§ **TASK OBJECTIVE**:
All the data should come back exactly as it was given.

§ **Data entries**:
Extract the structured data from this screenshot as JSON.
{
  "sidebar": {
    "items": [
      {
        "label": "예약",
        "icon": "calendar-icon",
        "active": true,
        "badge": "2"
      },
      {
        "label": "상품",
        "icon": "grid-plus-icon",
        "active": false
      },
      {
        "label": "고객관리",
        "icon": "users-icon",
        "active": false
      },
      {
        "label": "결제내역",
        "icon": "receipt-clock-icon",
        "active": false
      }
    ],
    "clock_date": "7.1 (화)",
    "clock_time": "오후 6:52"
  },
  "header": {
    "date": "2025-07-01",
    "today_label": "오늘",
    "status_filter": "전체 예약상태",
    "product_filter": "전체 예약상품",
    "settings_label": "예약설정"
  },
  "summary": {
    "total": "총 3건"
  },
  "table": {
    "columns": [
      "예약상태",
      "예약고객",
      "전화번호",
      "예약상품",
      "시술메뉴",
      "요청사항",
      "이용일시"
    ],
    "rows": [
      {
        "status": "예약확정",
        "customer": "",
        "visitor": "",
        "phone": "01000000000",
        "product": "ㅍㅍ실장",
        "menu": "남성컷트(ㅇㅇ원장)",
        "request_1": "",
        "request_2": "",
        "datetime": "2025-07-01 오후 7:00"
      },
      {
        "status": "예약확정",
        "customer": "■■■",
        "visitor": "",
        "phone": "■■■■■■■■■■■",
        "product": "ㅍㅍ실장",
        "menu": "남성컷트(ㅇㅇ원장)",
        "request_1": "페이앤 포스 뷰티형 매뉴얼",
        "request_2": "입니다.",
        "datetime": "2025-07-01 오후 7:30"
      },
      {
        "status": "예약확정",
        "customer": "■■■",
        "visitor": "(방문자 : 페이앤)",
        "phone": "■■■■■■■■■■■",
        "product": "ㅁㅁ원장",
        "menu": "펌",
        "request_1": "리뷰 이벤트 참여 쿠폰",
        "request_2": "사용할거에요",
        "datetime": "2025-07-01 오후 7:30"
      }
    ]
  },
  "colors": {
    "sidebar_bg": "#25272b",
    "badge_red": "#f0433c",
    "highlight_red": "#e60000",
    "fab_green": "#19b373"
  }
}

§ **THE OUTPUT**:
Extract the structured data from this screenshot as JSON.
{
  "sidebar": {
    "items": [
      {
        "label": "예약",
        "icon": "calendar-icon",
        "active": true,
        "badge": "2"
      },
      {
        "label": "상품",
        "icon": "grid-plus-icon",
        "active": false
      },
      {
        "label": "고객관리",
        "icon": "users-icon",
        "active": false
      },
      {
        "label": "결제내역",
        "icon": "receipt-clock-icon",
        "active": false
      }
    ],
    "clock_date": "7.1 (화)",
    "clock_time": "오후 6:52"
  },
  "header": {
    "date": "2025-07-01",
    "today_label": "오늘",
    "status_filter": "전체 예약상태",
    "product_filter": "전체 예약상품",
    "settings_label": "예약설정"
  },
  "summary": {
    "total": "총 3건"
  },
  "table": {
    "columns": [
      "예약상태",
      "예약고객",
      "전화번호",
      "예약상품",
      "시술메뉴",
      "요청사항",
      "이용일시"
    ],
    "rows": [
      {
        "status": "예약확정",
        "customer": "",
        "visitor": "",
        "phone": "01000000000",
        "product": "ㅍㅍ실장",
        "menu": "남성컷트(ㅇㅇ원장)",
        "request_1": "",
        "request_2": "",
        "datetime": "2025-07-01 오후 7:00"
      },
      {
        "status": "예약확정",
        "customer": "■■■",
        "visitor": "",
        "phone": "■■■■■■■■■■■",
        "product": "ㅍㅍ실장",
        "menu": "남성컷트(ㅇㅇ원장)",
        "request_1": "페이앤 포스 뷰티형 매뉴얼",
        "request_2": "입니다.",
        "datetime": "2025-07-01 오후 7:30"
      },
      {
        "status": "예약확정",
        "customer": "■■■",
        "visitor": "(방문자 : 페이앤)",
        "phone": "■■■■■■■■■■■",
        "product": "ㅁㅁ원장",
        "menu": "펌",
        "request_1": "리뷰 이벤트 참여 쿠폰",
        "request_2": "사용할거에요",
        "datetime": "2025-07-01 오후 7:30"
      }
    ]
  },
  "colors": {
    "sidebar_bg": "#25272b",
    "badge_red": "#f0433c",
    "highlight_red": "#e60000",
    "fab_green": "#19b373"
  }
}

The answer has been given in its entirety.